Problem details -
Reproduce the listing below without any change.

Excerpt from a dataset
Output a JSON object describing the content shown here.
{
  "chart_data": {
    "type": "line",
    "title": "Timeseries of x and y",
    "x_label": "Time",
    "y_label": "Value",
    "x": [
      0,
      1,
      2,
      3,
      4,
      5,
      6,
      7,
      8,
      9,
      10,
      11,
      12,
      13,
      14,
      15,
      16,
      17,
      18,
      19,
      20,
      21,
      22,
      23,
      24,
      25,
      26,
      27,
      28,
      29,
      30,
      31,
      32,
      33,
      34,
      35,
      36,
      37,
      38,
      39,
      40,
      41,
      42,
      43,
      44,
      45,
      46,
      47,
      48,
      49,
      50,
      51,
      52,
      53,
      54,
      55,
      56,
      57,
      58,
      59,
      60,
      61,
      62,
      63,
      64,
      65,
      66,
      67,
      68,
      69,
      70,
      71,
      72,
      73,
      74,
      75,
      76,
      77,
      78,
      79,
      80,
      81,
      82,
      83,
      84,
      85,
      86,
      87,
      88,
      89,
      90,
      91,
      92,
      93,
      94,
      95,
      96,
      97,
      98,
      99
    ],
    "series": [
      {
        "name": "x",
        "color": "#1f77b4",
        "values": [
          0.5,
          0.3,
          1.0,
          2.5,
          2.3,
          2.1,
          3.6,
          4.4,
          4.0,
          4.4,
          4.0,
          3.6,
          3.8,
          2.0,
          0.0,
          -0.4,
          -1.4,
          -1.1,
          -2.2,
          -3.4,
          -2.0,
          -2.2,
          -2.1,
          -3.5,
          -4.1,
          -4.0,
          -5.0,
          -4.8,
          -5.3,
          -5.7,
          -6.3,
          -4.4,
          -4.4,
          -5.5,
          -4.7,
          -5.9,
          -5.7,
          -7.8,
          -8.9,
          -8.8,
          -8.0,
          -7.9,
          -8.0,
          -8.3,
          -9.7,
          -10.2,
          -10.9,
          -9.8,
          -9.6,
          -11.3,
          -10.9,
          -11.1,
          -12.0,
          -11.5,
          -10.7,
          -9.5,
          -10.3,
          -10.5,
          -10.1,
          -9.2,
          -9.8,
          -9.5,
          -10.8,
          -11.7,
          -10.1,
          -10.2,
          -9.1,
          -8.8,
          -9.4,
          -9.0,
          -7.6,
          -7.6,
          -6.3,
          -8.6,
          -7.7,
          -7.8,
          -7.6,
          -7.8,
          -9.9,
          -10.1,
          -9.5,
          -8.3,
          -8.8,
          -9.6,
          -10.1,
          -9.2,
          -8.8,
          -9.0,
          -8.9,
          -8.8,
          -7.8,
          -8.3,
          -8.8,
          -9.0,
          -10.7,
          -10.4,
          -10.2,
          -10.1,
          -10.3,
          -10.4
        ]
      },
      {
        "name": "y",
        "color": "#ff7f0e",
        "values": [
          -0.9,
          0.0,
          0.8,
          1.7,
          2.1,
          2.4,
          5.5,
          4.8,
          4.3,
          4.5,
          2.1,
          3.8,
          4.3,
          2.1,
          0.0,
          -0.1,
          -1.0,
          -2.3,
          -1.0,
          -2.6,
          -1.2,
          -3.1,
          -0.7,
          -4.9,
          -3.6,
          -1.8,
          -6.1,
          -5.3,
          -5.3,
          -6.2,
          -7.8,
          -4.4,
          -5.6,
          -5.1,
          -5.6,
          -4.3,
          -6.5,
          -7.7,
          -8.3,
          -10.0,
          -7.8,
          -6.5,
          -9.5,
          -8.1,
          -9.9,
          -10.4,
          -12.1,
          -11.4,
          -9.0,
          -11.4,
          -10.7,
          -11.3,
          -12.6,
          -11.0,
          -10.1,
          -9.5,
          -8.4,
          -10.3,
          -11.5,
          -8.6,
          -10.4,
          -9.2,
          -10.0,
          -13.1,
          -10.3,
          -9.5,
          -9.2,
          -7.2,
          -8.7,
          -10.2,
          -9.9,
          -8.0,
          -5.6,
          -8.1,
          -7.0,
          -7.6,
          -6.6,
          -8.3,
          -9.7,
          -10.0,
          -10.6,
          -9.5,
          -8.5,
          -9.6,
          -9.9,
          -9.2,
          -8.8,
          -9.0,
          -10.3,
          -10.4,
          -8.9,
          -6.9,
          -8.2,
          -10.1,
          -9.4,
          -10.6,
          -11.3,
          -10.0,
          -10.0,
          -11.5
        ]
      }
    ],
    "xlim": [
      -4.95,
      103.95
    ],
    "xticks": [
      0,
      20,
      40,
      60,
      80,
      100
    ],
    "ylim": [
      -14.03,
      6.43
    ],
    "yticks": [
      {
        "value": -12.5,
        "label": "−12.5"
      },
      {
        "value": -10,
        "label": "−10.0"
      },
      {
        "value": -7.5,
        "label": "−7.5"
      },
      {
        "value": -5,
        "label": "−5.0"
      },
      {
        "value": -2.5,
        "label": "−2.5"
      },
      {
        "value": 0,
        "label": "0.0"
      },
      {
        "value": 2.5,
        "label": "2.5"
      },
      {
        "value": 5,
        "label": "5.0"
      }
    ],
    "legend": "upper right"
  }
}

In response -
Output a JSON object describing the content shown here.
{
  "chart_data": {
    "type": "line",
    "title": "Timeseries of x and y",
    "x_label": "Time",
    "y_label": "Value",
    "x": [
      0,
      1,
      2,
      3,
      4,
      5,
      6,
      7,
      8,
      9,
      10,
      11,
      12,
      13,
      14,
      15,
      16,
      17,
      18,
      19,
      20,
      21,
      22,
      23,
      24,
      25,
      26,
      27,
      28,
      29,
      30,
      31,
      32,
      33,
      34,
      35,
      36,
      37,
      38,
      39,
      40,
      41,
      42,
      43,
      44,
      45,
      46,
      47,
      48,
      49,
      50,
      51,
      52,
      53,
      54,
      55,
      56,
      57,
      58,
      59,
      60,
      61,
      62,
      63,
      64,
      65,
      66,
      67,
      68,
      69,
      70,
      71,
      72,
      73,
      74,
      75,
      76,
      77,
      78,
      79,
      80,
      81,
      82,
      83,
      84,
      85,
      86,
      87,
      88,
      89,
      90,
      91,
      92,
      93,
      94,
      95,
      96,
      97,
      98,
      99
    ],
    "series": [
      {
        "name": "x",
        "color": "#1f77b4",
        "values": [
          0.5,
          0.3,
          1.0,
          2.5,
          2.3,
          2.1,
          3.6,
          4.4,
          4.0,
          4.4,
          4.0,
          3.6,
          3.8,
          2.0,
          0.0,
          -0.4,
          -1.4,
          -1.1,
          -2.2,
          -3.4,
          -2.0,
          -2.2,
          -2.1,
          -3.5,
          -4.1,
          -4.0,
          -5.0,
          -4.8,
          -5.3,
          -5.7,
          -6.3,
          -4.4,
          -4.4,
          -5.5,
          -4.7,
          -5.9,
          -5.7,
          -7.8,
          -8.9,
          -8.8,
          -8.0,
          -7.9,
          -8.0,
          -8.3,
          -9.7,
          -10.2,
          -10.9,
          -9.8,
          -9.6,
          -11.3,
          -10.9,
          -11.1,
          -12.0,
          -11.5,
          -10.7,
          -9.5,
          -10.3,
          -10.5,
          -10.1,
          -9.2,
          -9.8,
          -9.5,
          -10.8,
          -11.7,
          -10.1,
          -10.2,
          -9.1,
          -8.8,
          -9.4,
          -9.0,
          -7.6,
          -7.6,
          -6.3,
          -8.6,
          -7.7,
          -7.8,
          -7.6,
          -7.8,
          -9.9,
          -10.1,
          -9.5,
          -8.3,
          -8.8,
          -9.6,
          -10.1,
          -9.2,
          -8.8,
          -9.0,
          -8.9,
          -8.8,
          -7.8,
          -8.3,
          -8.8,
          -9.0,
          -10.7,
          -10.4,
          -10.2,
          -10.1,
          -10.3,
          -10.4
        ]
      },
      {
        "name": "y",
        "color": "#ff7f0e",
        "values": [
          -0.9,
          0.0,
          0.8,
          1.7,
          2.1,
          2.4,
          5.5,
          4.8,
          4.3,
          4.5,
          2.1,
          3.8,
          4.3,
          2.1,
          0.0,
          -0.1,
          -1.0,
          -2.3,
          -1.0,
          -2.6,
          -1.2,
          -3.1,
          -0.7,
          -4.9,
          -3.6,
          -1.8,
          -6.1,
          -5.3,
          -5.3,
          -6.2,
          -7.8,
          -4.4,
          -5.6,
          -5.1,
          -5.6,
          -4.3,
          -6.5,
          -7.7,
          -8.3,
          -10.0,
          -7.8,
          -6.5,
          -9.5,
          -8.1,
          -9.9,
          -10.4,
          -12.1,
          -11.4,
          -9.0,
          -11.4,
          -10.7,
          -11.3,
          -12.6,
          -11.0,
          -10.1,
          -9.5,
          -8.4,
          -10.3,
          -11.5,
          -8.6,
          -10.4,
          -9.2,
          -10.0,
          -13.1,
          -10.3,
          -9.5,
          -9.2,
          -7.2,
          -8.7,
          -10.2,
          -9.9,
          -8.0,
          -5.6,
          -8.1,
          -7.0,
          -7.6,
          -6.6,
          -8.3,
          -9.7,
          -10.0,
          -10.6,
          -9.5,
          -8.5,
          -9.6,
          -9.9,
          -9.2,
          -8.8,
          -9.0,
          -10.3,
          -10.4,
          -8.9,
          -6.9,
          -8.2,
          -10.1,
          -9.4,
          -10.6,
          -11.3,
          -10.0,
          -10.0,
          -11.5
        ]
      }
    ],
    "xlim": [
      -4.95,
      103.95
    ],
    "xticks": [
      0,
      20,
      40,
      60,
      80,
      100
    ],
    "ylim": [
      -14.03,
      6.43
    ],
    "yticks": [
      {
        "value": -12.5,
        "label": "−12.5"
      },
      {
        "value": -10,
        "label": "−10.0"
      },
      {
        "value": -7.5,
        "label": "−7.5"
      },
      {
        "value": -5,
        "label": "−5.0"
      },
      {
        "value": -2.5,
        "label": "−2.5"
      },
      {
        "value": 0,
        "label": "0.0"
      },
      {
        "value": 2.5,
        "label": "2.5"
      },
      {
        "value": 5,
        "label": "5.0"
      }
    ],
    "legend": "upper right"
  }
}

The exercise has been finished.